Visual layout records:
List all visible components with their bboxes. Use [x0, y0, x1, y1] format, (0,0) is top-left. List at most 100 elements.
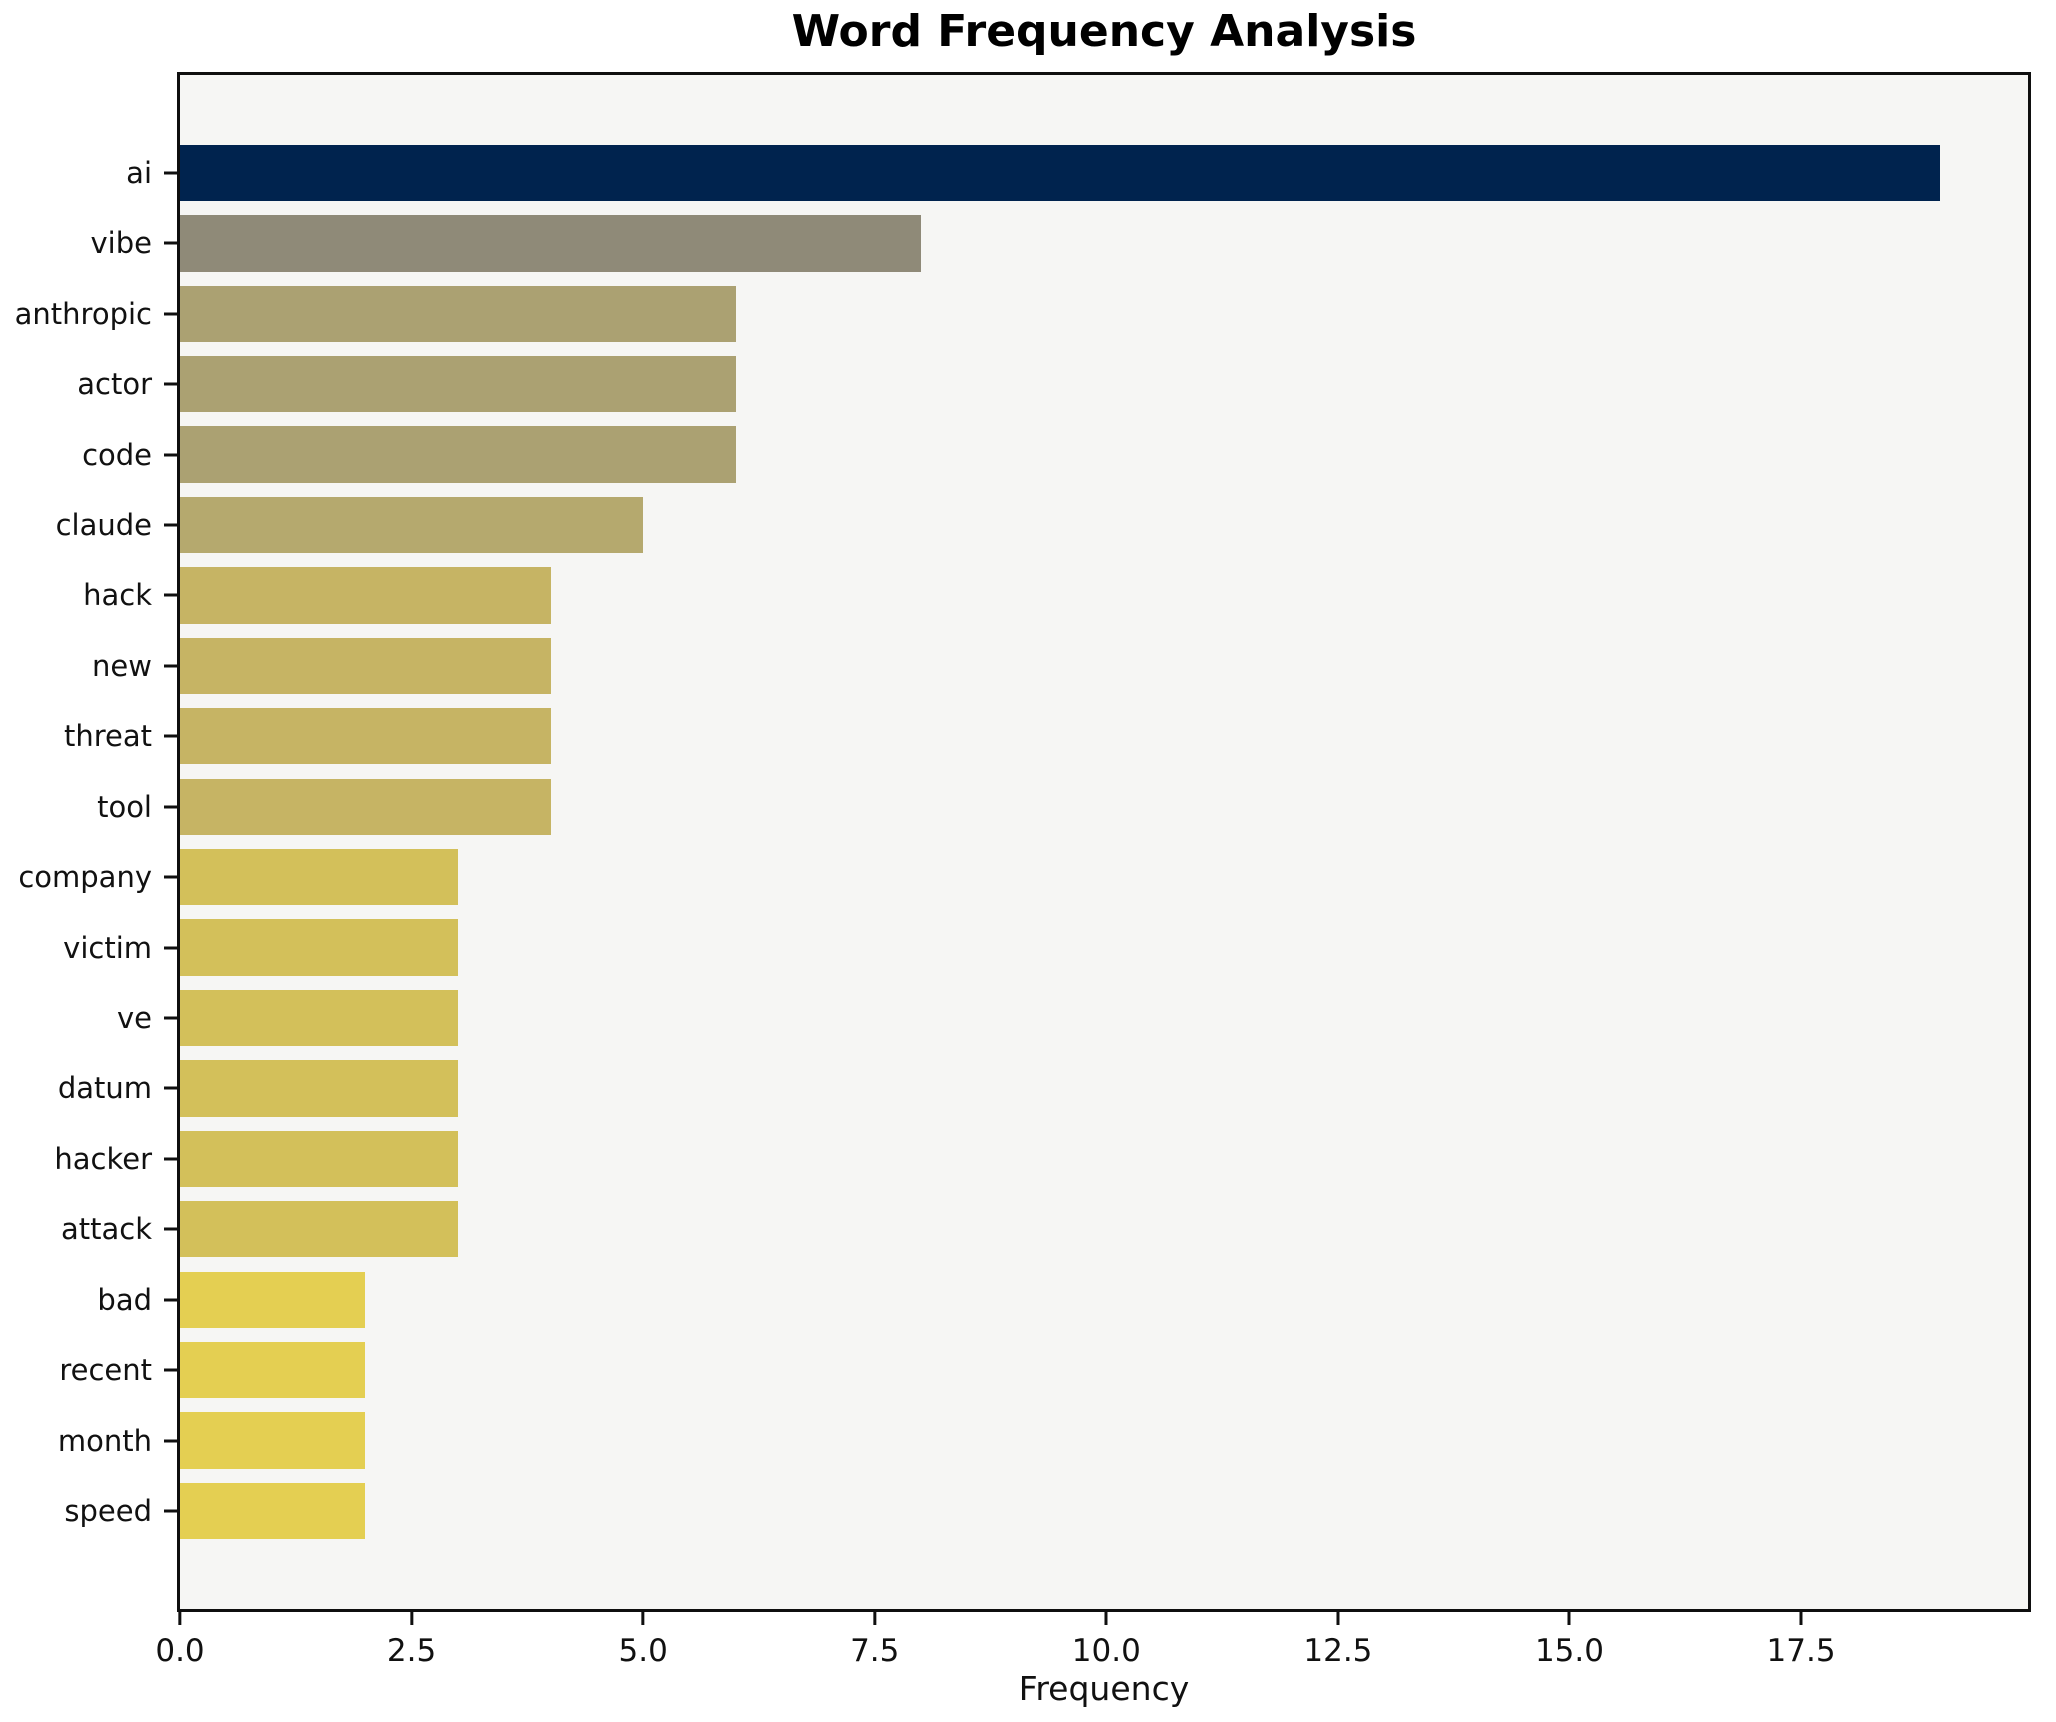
- y-tick: [164, 171, 177, 175]
- bar-row: month: [58, 1405, 2028, 1475]
- x-tick-mark: [1567, 1612, 1571, 1625]
- bar-tool: [180, 778, 551, 835]
- y-axis-label: hacker: [54, 1141, 152, 1176]
- bar-actor: [180, 356, 736, 413]
- bar-row: ve: [117, 983, 2028, 1053]
- bar-speed: [180, 1482, 366, 1540]
- bar-row: hack: [83, 560, 2028, 630]
- x-tick-label: 15.0: [1534, 1633, 1604, 1669]
- bar-attack: [180, 1201, 458, 1258]
- y-tick: [164, 946, 177, 950]
- bar-ai: [180, 144, 1940, 202]
- bar-vibe: [180, 215, 922, 272]
- y-tick: [164, 1368, 177, 1372]
- bar-row: threat: [64, 701, 2028, 771]
- bar-row: victim: [63, 912, 2028, 982]
- y-axis-label: vibe: [90, 226, 152, 261]
- bar-row: speed: [64, 1476, 2028, 1546]
- y-tick: [164, 1157, 177, 1161]
- y-tick: [164, 1016, 177, 1020]
- bar-datum: [180, 1060, 458, 1117]
- plot-rows: ai vibe anthropic actor code claude hack new thr…: [15, 138, 2028, 1547]
- y-axis-label: new: [92, 648, 152, 683]
- x-tick-mark: [641, 1612, 645, 1625]
- chart-title: Word Frequency Analysis: [791, 6, 1417, 57]
- bar-anthropic: [180, 285, 736, 342]
- y-tick: [164, 1227, 177, 1231]
- y-axis-label: recent: [59, 1353, 152, 1388]
- x-tick-mark: [410, 1612, 414, 1625]
- bar-row: company: [18, 842, 2028, 912]
- y-axis-label: claude: [55, 508, 152, 543]
- y-tick: [164, 241, 177, 245]
- y-tick: [164, 734, 177, 738]
- x-tick-mark: [1336, 1612, 1340, 1625]
- bar-hacker: [180, 1130, 458, 1187]
- y-axis-label: ve: [116, 1001, 152, 1035]
- bar-row: actor: [77, 349, 2028, 419]
- y-axis-label: datum: [57, 1071, 152, 1106]
- y-axis-label: speed: [64, 1493, 152, 1528]
- x-tick-mark: [873, 1612, 877, 1625]
- bar-victim: [180, 919, 458, 976]
- x-tick-label: 12.5: [1303, 1633, 1373, 1669]
- bar-row: claude: [56, 490, 2028, 560]
- bar-row: tool: [97, 772, 2028, 842]
- y-tick: [164, 1439, 177, 1443]
- x-tick-label: 17.5: [1766, 1633, 1836, 1669]
- y-tick: [164, 593, 177, 597]
- bar-row: vibe: [91, 208, 2028, 278]
- y-tick: [164, 1509, 177, 1513]
- y-axis-label: bad: [97, 1282, 152, 1317]
- y-axis-label: month: [57, 1423, 152, 1458]
- bar-new: [180, 637, 551, 695]
- x-tick-mark: [1799, 1612, 1803, 1625]
- y-axis-label: victim: [63, 930, 152, 965]
- bar-claude: [180, 496, 644, 554]
- x-tick-label: 2.5: [386, 1633, 437, 1669]
- y-axis-label: code: [82, 437, 152, 472]
- y-axis-label: threat: [63, 719, 152, 754]
- bar-company: [180, 848, 458, 906]
- y-axis-label: attack: [60, 1212, 152, 1247]
- y-tick: [164, 805, 177, 809]
- x-tick-label: 10.0: [1071, 1633, 1141, 1669]
- y-tick: [164, 453, 177, 457]
- x-tick-label: 0.0: [155, 1633, 205, 1669]
- x-tick: 5.0: [619, 1612, 668, 1669]
- y-axis-label: actor: [77, 367, 152, 402]
- bar-row: ai: [126, 138, 2028, 208]
- y-tick: [164, 382, 177, 386]
- y-axis-label: tool: [97, 789, 152, 824]
- y-tick: [164, 312, 177, 316]
- bar-bad: [180, 1271, 366, 1328]
- x-tick-mark: [1104, 1612, 1108, 1625]
- y-tick: [164, 1086, 177, 1090]
- bar-month: [180, 1412, 366, 1469]
- x-tick: 7.5: [850, 1612, 899, 1669]
- y-axis-label: hack: [83, 578, 152, 613]
- x-tick: 2.5: [387, 1612, 436, 1669]
- bar-threat: [180, 708, 551, 765]
- bar-row: hacker: [54, 1124, 2028, 1194]
- y-tick: [164, 1298, 177, 1302]
- x-tick: 10.0: [1072, 1612, 1141, 1669]
- x-tick: 17.5: [1767, 1612, 1836, 1669]
- bar-row: recent: [59, 1335, 2028, 1405]
- x-tick: 0.0: [155, 1612, 205, 1669]
- x-tick-label: 7.5: [850, 1633, 900, 1669]
- y-tick: [164, 523, 177, 527]
- bar-row: datum: [58, 1053, 2028, 1123]
- plot-area: ai vibe anthropic actor code claude hack new thr…: [15, 72, 2031, 1708]
- x-tick-mark: [178, 1612, 182, 1625]
- x-tick-label: 5.0: [618, 1633, 668, 1669]
- bar-row: bad: [97, 1264, 2028, 1334]
- y-axis-label: company: [18, 860, 152, 895]
- y-tick: [164, 664, 177, 668]
- bar-ve: [180, 989, 458, 1047]
- bar-code: [180, 426, 736, 483]
- bar-row: new: [92, 631, 2028, 701]
- bar-row: attack: [61, 1194, 2028, 1264]
- bar-row: anthropic: [15, 279, 2028, 349]
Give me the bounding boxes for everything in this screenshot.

Short exercise => Please reproduce all of the data above word for word, leaving out the pictures.

Reply to the exercise =>
List all visible components with their bboxes. Use [x0, y0, x1, y1] format, (0,0) is top-left. List at most 100 elements.
- y-tick: [164, 171, 177, 175]
- bar-row: month: [58, 1405, 2028, 1475]
- x-tick-mark: [1567, 1612, 1571, 1625]
- bar-tool: [180, 778, 551, 835]
- y-axis-label: hacker: [54, 1141, 152, 1176]
- bar-actor: [180, 356, 736, 413]
- bar-row: ve: [117, 983, 2028, 1053]
- bar-speed: [180, 1482, 366, 1540]
- bar-row: hack: [83, 560, 2028, 630]
- x-tick-label: 15.0: [1534, 1633, 1604, 1669]
- bar-attack: [180, 1201, 458, 1258]
- y-tick: [164, 946, 177, 950]
- bar-ai: [180, 144, 1940, 202]
- bar-vibe: [180, 215, 922, 272]
- y-tick: [164, 1368, 177, 1372]
- bar-row: threat: [64, 701, 2028, 771]
- bar-row: victim: [63, 912, 2028, 982]
- y-axis-label: vibe: [90, 226, 152, 261]
- bar-row: speed: [64, 1476, 2028, 1546]
- y-tick: [164, 1157, 177, 1161]
- y-tick: [164, 1016, 177, 1020]
- bar-datum: [180, 1060, 458, 1117]
- plot-rows: ai vibe anthropic actor code claude hack new thr…: [15, 138, 2028, 1547]
- y-axis-label: new: [92, 648, 152, 683]
- x-tick-mark: [641, 1612, 645, 1625]
- chart-title: Word Frequency Analysis: [791, 6, 1417, 57]
- bar-anthropic: [180, 285, 736, 342]
- y-tick: [164, 1227, 177, 1231]
- y-axis-label: recent: [59, 1353, 152, 1388]
- x-tick-mark: [410, 1612, 414, 1625]
- bar-row: company: [18, 842, 2028, 912]
- y-axis-label: claude: [55, 508, 152, 543]
- y-tick: [164, 241, 177, 245]
- y-tick: [164, 734, 177, 738]
- x-tick-mark: [1336, 1612, 1340, 1625]
- bar-hacker: [180, 1130, 458, 1187]
- y-axis-label: ve: [116, 1001, 152, 1035]
- bar-row: actor: [77, 349, 2028, 419]
- y-axis-label: datum: [57, 1071, 152, 1106]
- y-axis-label: speed: [64, 1493, 152, 1528]
- x-tick-mark: [873, 1612, 877, 1625]
- bar-victim: [180, 919, 458, 976]
- x-tick-label: 12.5: [1303, 1633, 1373, 1669]
- bar-row: claude: [56, 490, 2028, 560]
- bar-row: tool: [97, 772, 2028, 842]
- y-tick: [164, 1439, 177, 1443]
- x-tick-label: 17.5: [1766, 1633, 1836, 1669]
- y-tick: [164, 593, 177, 597]
- bar-row: vibe: [91, 208, 2028, 278]
- y-tick: [164, 1509, 177, 1513]
- y-axis-label: bad: [97, 1282, 152, 1317]
- y-axis-label: month: [57, 1423, 152, 1458]
- bar-new: [180, 637, 551, 695]
- x-tick-mark: [1799, 1612, 1803, 1625]
- y-axis-label: victim: [63, 930, 152, 965]
- bar-claude: [180, 496, 644, 554]
- x-tick-label: 2.5: [386, 1633, 437, 1669]
- y-axis-label: code: [82, 437, 152, 472]
- y-axis-label: threat: [63, 719, 152, 754]
- bar-company: [180, 848, 458, 906]
- y-axis-label: attack: [60, 1212, 152, 1247]
- y-tick: [164, 805, 177, 809]
- x-tick-label: 10.0: [1071, 1633, 1141, 1669]
- y-tick: [164, 453, 177, 457]
- x-tick-label: 0.0: [155, 1633, 205, 1669]
- x-tick: 5.0: [619, 1612, 668, 1669]
- y-axis-label: actor: [77, 367, 152, 402]
- bar-row: ai: [126, 138, 2028, 208]
- y-tick: [164, 382, 177, 386]
- y-axis-label: tool: [97, 789, 152, 824]
- y-tick: [164, 312, 177, 316]
- bar-bad: [180, 1271, 366, 1328]
- x-tick-mark: [1104, 1612, 1108, 1625]
- y-tick: [164, 1086, 177, 1090]
- bar-month: [180, 1412, 366, 1469]
- x-tick: 7.5: [850, 1612, 899, 1669]
- y-axis-label: hack: [83, 578, 152, 613]
- x-tick: 2.5: [387, 1612, 436, 1669]
- bar-threat: [180, 708, 551, 765]
- bar-row: hacker: [54, 1124, 2028, 1194]
- y-tick: [164, 1298, 177, 1302]
- x-tick: 10.0: [1072, 1612, 1141, 1669]
- x-tick: 17.5: [1767, 1612, 1836, 1669]
- bar-row: recent: [59, 1335, 2028, 1405]
- x-tick: 0.0: [155, 1612, 205, 1669]
- x-tick-label: 7.5: [850, 1633, 900, 1669]
- y-tick: [164, 523, 177, 527]
- bar-row: datum: [58, 1053, 2028, 1123]
- plot-area: ai vibe anthropic actor code claude hack new thr…: [15, 72, 2031, 1708]
- x-tick-mark: [178, 1612, 182, 1625]
- x-tick-label: 5.0: [618, 1633, 668, 1669]
- bar-row: bad: [97, 1264, 2028, 1334]
- y-axis-label: company: [18, 860, 152, 895]
- y-tick: [164, 664, 177, 668]
- bar-ve: [180, 989, 458, 1047]
- bar-code: [180, 426, 736, 483]
- bar-row: new: [92, 631, 2028, 701]
- bar-row: attack: [61, 1194, 2028, 1264]
- bar-row: anthropic: [15, 279, 2028, 349]
Give me the bounding boxes for everything in this screenshot.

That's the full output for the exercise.